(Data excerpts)
((

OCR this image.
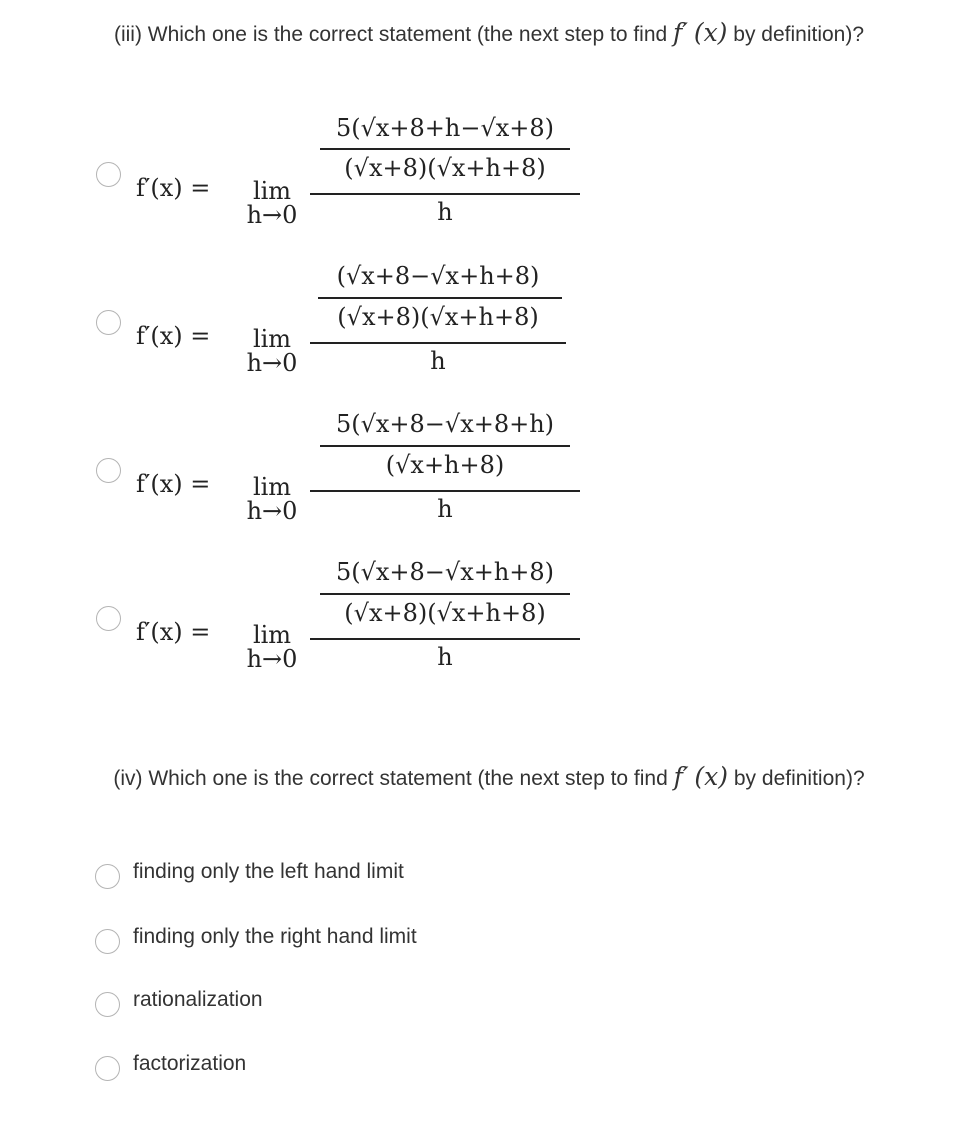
(iii) Which one is the correct statement (the next step to find f′ (x) by definition)?
f′(x) =	lim
h→0
5(√x+8+h−√x+8)
(√x+8)(√x+h+8)
h
f′(x) =	lim
h→0
(√x+8−√x+h+8)
(√x+8)(√x+h+8)
h
f′(x) =	lim
h→0
5(√x+8−√x+8+h)
(√x+h+8)
h
f′(x) =	lim
h→0
5(√x+8−√x+h+8)
(√x+8)(√x+h+8)
h
(iv) Which one is the correct statement (the next step to find f′ (x) by definition)?
finding only the left hand limit
finding only the right hand limit
rationalization
factorization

))

▶ [Given task]: Return each line where "correct" shows up.

▶ [Final result]:
(iii) Which one is the correct statement (the next step to find f′ (x) by definition)?
(iv) Which one is the correct statement (the next step to find f′ (x) by definition)?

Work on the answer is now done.